■ What you should do ■
Output the entries word for word. Omit images.
•••••
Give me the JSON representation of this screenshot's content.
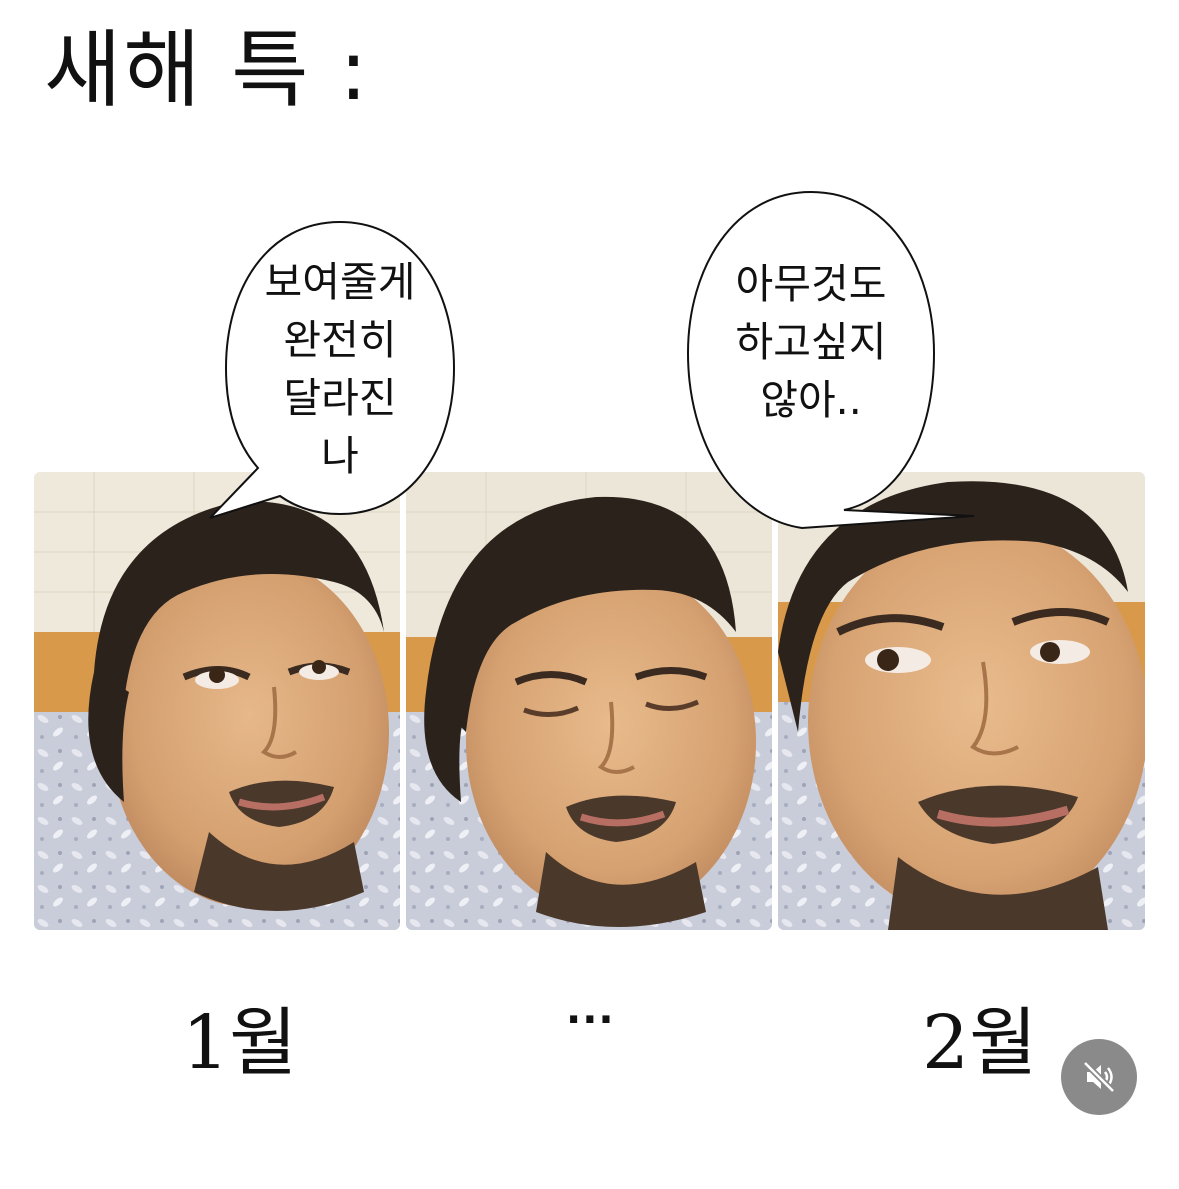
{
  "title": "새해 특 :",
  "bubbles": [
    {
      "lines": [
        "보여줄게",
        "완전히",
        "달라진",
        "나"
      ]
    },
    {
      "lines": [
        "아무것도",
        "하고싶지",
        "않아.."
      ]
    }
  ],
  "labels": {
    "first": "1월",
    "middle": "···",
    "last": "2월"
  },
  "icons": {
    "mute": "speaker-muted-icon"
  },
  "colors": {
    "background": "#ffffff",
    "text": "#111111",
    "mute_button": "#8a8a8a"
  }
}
•••••
■ Exercise answer ■
Give me the JSON representation of this screenshot's content.
{
  "title": "새해 특 :",
  "bubbles": [
    {
      "lines": [
        "보여줄게",
        "완전히",
        "달라진",
        "나"
      ]
    },
    {
      "lines": [
        "아무것도",
        "하고싶지",
        "않아.."
      ]
    }
  ],
  "labels": {
    "first": "1월",
    "middle": "···",
    "last": "2월"
  },
  "icons": {
    "mute": "speaker-muted-icon"
  },
  "colors": {
    "background": "#ffffff",
    "text": "#111111",
    "mute_button": "#8a8a8a"
  }
}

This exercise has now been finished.